Find the lines in these entries that include the word "principles" and state how many there are, with no other words.

begin Information provided

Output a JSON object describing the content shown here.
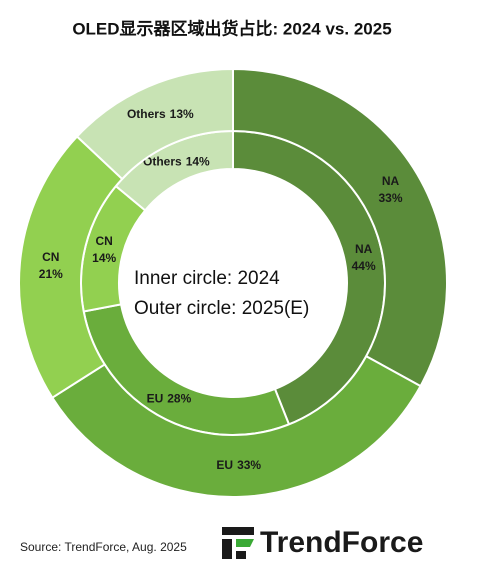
{
  "chart_data": {
    "type": "donut",
    "title": "OLED显示器区域出货占比: 2024 vs. 2025",
    "categories": [
      "NA",
      "EU",
      "CN",
      "Others"
    ],
    "colors": [
      "#5b8c3a",
      "#6aad3c",
      "#92d050",
      "#c8e3b4"
    ],
    "series": [
      {
        "values": [
          44,
          28,
          14,
          14
        ],
        "value_labels": [
          "44%",
          "28%",
          "14%",
          "14%"
        ]
      },
      {
        "values": [
          33,
          33,
          21,
          13
        ],
        "value_labels": [
          "33%",
          "33%",
          "21%",
          "13%"
        ]
      }
    ],
    "annotations": [
      "Inner circle: 2024",
      "Outer circle: 2025(E)"
    ],
    "source": "Source: TrendForce, Aug. 2025",
    "logo": "TrendForce"
  }
}
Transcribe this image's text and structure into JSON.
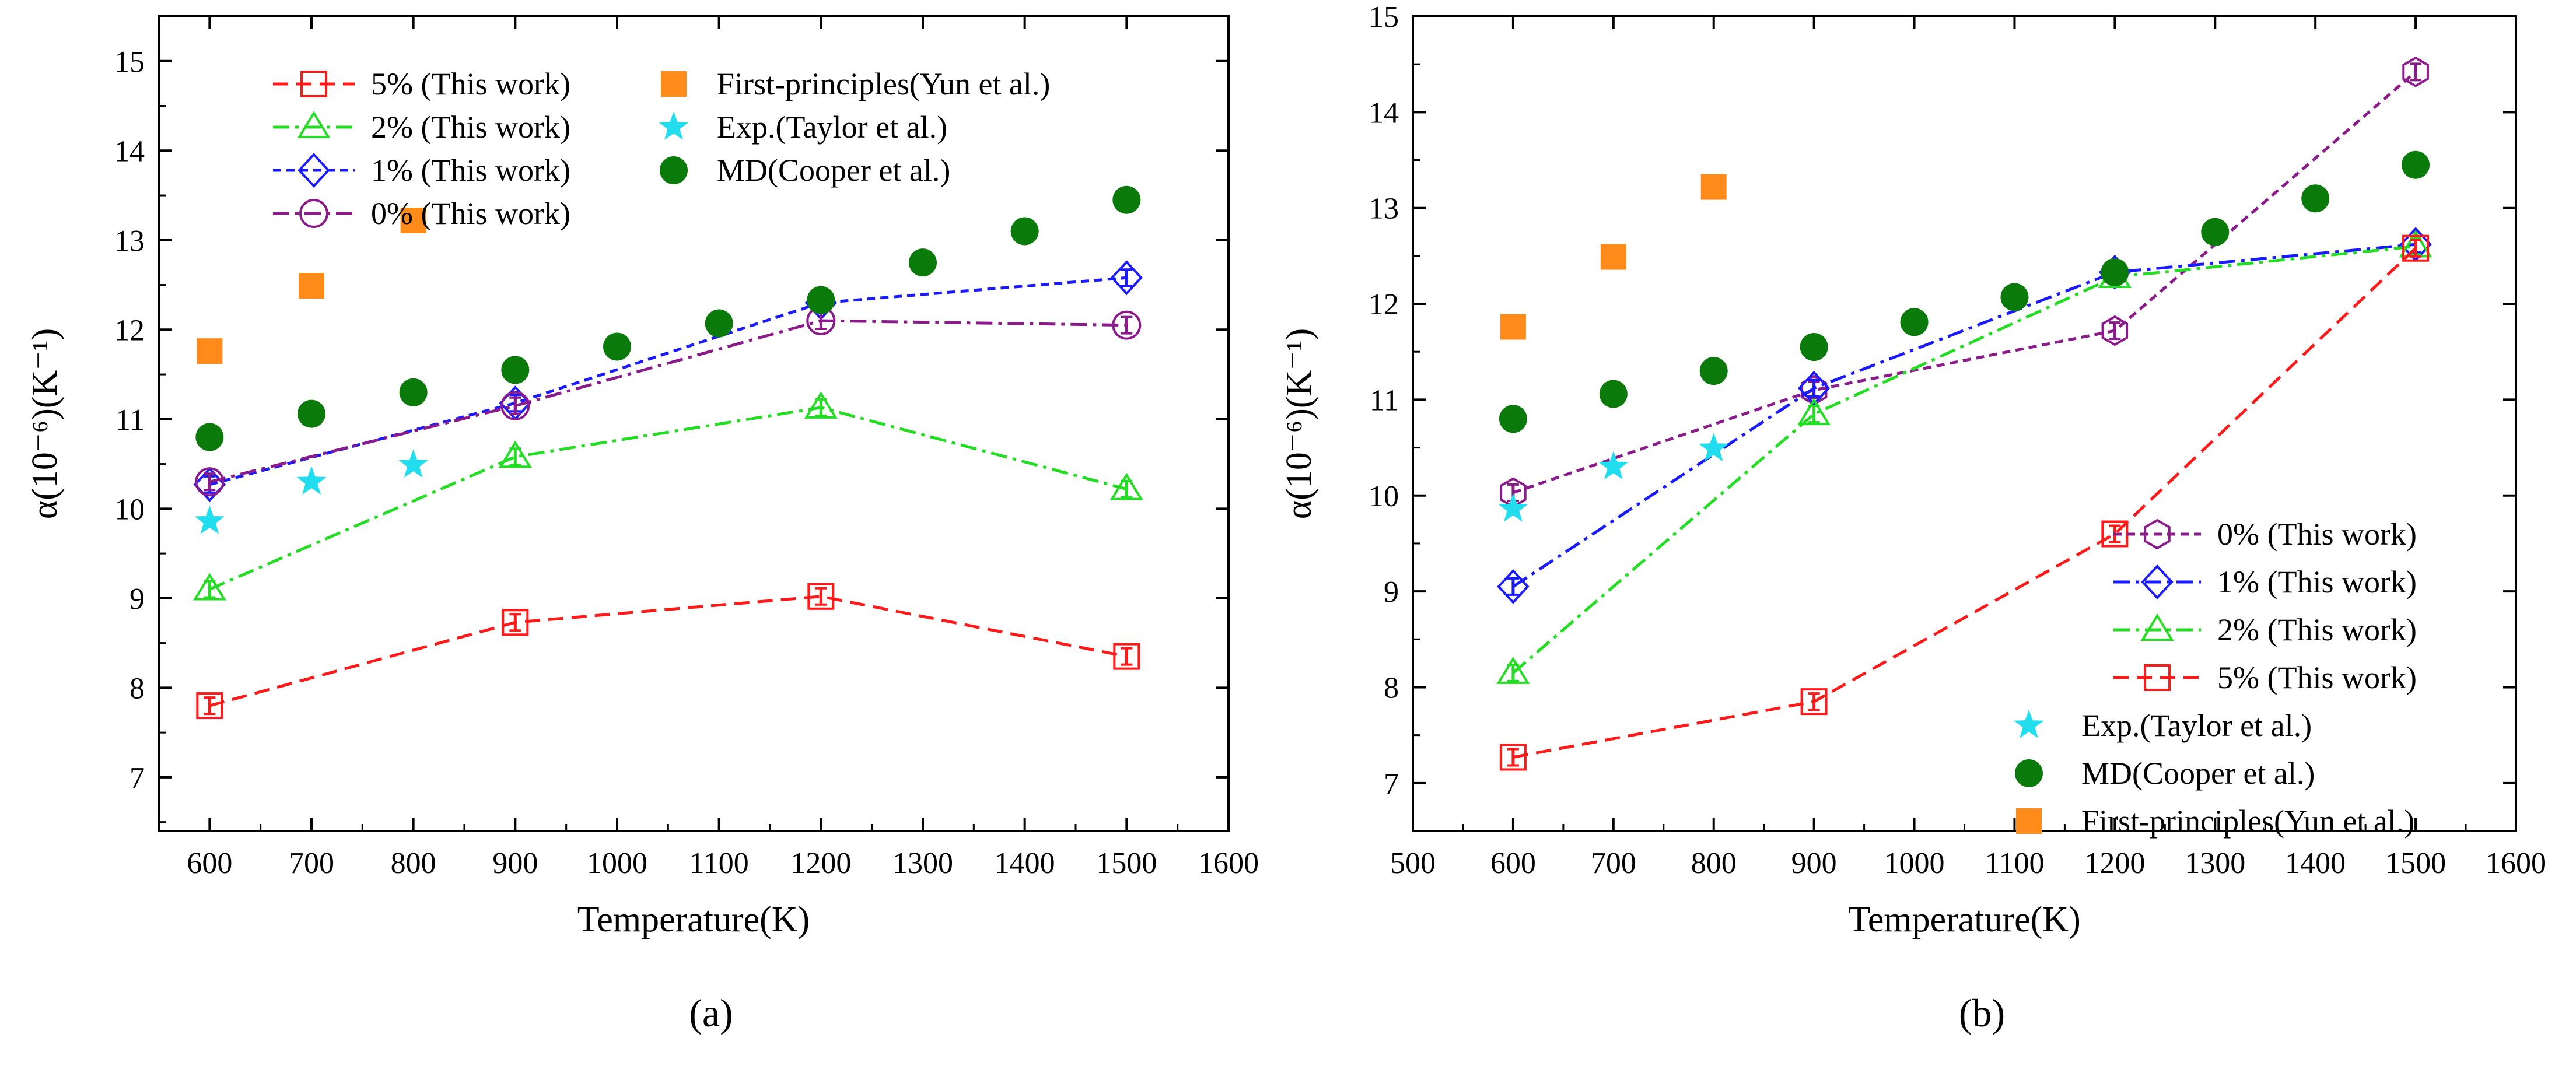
{
  "chart_data": [
    {
      "type": "line",
      "panel_label": "(a)",
      "xlabel": "Temperature(K)",
      "ylabel": "α(10⁻⁶)(K⁻¹)",
      "xlim": [
        550,
        1600
      ],
      "ylim": [
        6.4,
        15.5
      ],
      "xticks": [
        600,
        700,
        800,
        900,
        1000,
        1100,
        1200,
        1300,
        1400,
        1500,
        1600
      ],
      "yticks": [
        7,
        8,
        9,
        10,
        11,
        12,
        13,
        14,
        15
      ],
      "legend_placement": "top",
      "series": [
        {
          "name": "5% (This work)",
          "color": "#ff1a1a",
          "marker": "square-open",
          "dash": "dash",
          "error_bars": true,
          "x": [
            600,
            900,
            1200,
            1500
          ],
          "y": [
            7.8,
            8.73,
            9.02,
            8.35
          ]
        },
        {
          "name": "2% (This work)",
          "color": "#22dd22",
          "marker": "triangle-open",
          "dash": "dashdot",
          "error_bars": true,
          "x": [
            600,
            900,
            1200,
            1500
          ],
          "y": [
            9.1,
            10.58,
            11.13,
            10.22
          ]
        },
        {
          "name": "1% (This work)",
          "color": "#1a1aff",
          "marker": "diamond-open",
          "dash": "short-dash",
          "error_bars": true,
          "x": [
            600,
            900,
            1200,
            1500
          ],
          "y": [
            10.27,
            11.18,
            12.3,
            12.58
          ]
        },
        {
          "name": "0% (This work)",
          "color": "#8b1a8b",
          "marker": "circle-open",
          "dash": "dashdot",
          "error_bars": true,
          "x": [
            600,
            900,
            1200,
            1500
          ],
          "y": [
            10.3,
            11.15,
            12.1,
            12.05
          ]
        },
        {
          "name": "First-principles(Yun et al.)",
          "color": "#ff8c1a",
          "marker": "square-filled",
          "dash": "none",
          "x": [
            600,
            700,
            800
          ],
          "y": [
            11.76,
            12.49,
            13.22
          ]
        },
        {
          "name": "Exp.(Taylor et al.)",
          "color": "#22ddee",
          "marker": "star-filled",
          "dash": "none",
          "x": [
            600,
            700,
            800
          ],
          "y": [
            9.86,
            10.3,
            10.49
          ]
        },
        {
          "name": "MD(Cooper et al.)",
          "color": "#0a7a0a",
          "marker": "circle-filled",
          "dash": "none",
          "x": [
            600,
            700,
            800,
            900,
            1000,
            1100,
            1200,
            1300,
            1400,
            1500
          ],
          "y": [
            10.8,
            11.06,
            11.3,
            11.55,
            11.81,
            12.07,
            12.33,
            12.75,
            13.1,
            13.45
          ]
        }
      ],
      "legend_left": [
        "5% (This work)",
        "2% (This work)",
        "1% (This work)",
        "0% (This work)"
      ],
      "legend_right": [
        "First-principles(Yun et al.)",
        "Exp.(Taylor et al.)",
        "MD(Cooper et al.)"
      ]
    },
    {
      "type": "line",
      "panel_label": "(b)",
      "xlabel": "Temperature(K)",
      "ylabel": "α(10⁻⁶)(K⁻¹)",
      "xlim": [
        500,
        1600
      ],
      "ylim": [
        6.5,
        15
      ],
      "xticks": [
        500,
        600,
        700,
        800,
        900,
        1000,
        1100,
        1200,
        1300,
        1400,
        1500,
        1600
      ],
      "yticks": [
        7,
        8,
        9,
        10,
        11,
        12,
        13,
        14,
        15
      ],
      "legend_placement": "bottom-right",
      "series": [
        {
          "name": "0% (This work)",
          "color": "#8b1a8b",
          "marker": "hexagon-open",
          "dash": "short-dash",
          "error_bars": true,
          "x": [
            600,
            900,
            1200,
            1500
          ],
          "y": [
            10.03,
            11.1,
            11.72,
            14.42
          ]
        },
        {
          "name": "1% (This work)",
          "color": "#1a1aff",
          "marker": "diamond-open",
          "dash": "dashdot",
          "error_bars": true,
          "x": [
            600,
            900,
            1200,
            1500
          ],
          "y": [
            9.05,
            11.12,
            12.33,
            12.62
          ]
        },
        {
          "name": "2% (This work)",
          "color": "#22dd22",
          "marker": "triangle-open",
          "dash": "dashdot",
          "error_bars": true,
          "x": [
            600,
            900,
            1200,
            1500
          ],
          "y": [
            8.15,
            10.85,
            12.28,
            12.6
          ]
        },
        {
          "name": "5% (This work)",
          "color": "#ff1a1a",
          "marker": "square-open",
          "dash": "dash",
          "error_bars": true,
          "x": [
            600,
            900,
            1200,
            1500
          ],
          "y": [
            7.27,
            7.85,
            9.6,
            12.58
          ]
        },
        {
          "name": "Exp.(Taylor et al.)",
          "color": "#22ddee",
          "marker": "star-filled",
          "dash": "none",
          "x": [
            600,
            700,
            800
          ],
          "y": [
            9.86,
            10.3,
            10.49
          ]
        },
        {
          "name": "MD(Cooper et al.)",
          "color": "#0a7a0a",
          "marker": "circle-filled",
          "dash": "none",
          "x": [
            600,
            700,
            800,
            900,
            1000,
            1100,
            1200,
            1300,
            1400,
            1500
          ],
          "y": [
            10.8,
            11.06,
            11.3,
            11.55,
            11.81,
            12.07,
            12.33,
            12.75,
            13.1,
            13.45
          ]
        },
        {
          "name": "First-principles(Yun et al.)",
          "color": "#ff8c1a",
          "marker": "square-filled",
          "dash": "none",
          "x": [
            600,
            700,
            800
          ],
          "y": [
            11.76,
            12.49,
            13.22
          ]
        }
      ],
      "legend_order": [
        "0% (This work)",
        "1% (This work)",
        "2% (This work)",
        "5% (This work)",
        "Exp.(Taylor et al.)",
        "MD(Cooper et al.)",
        "First-principles(Yun et al.)"
      ]
    }
  ]
}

end Information provided

[Solution for this problem]:
4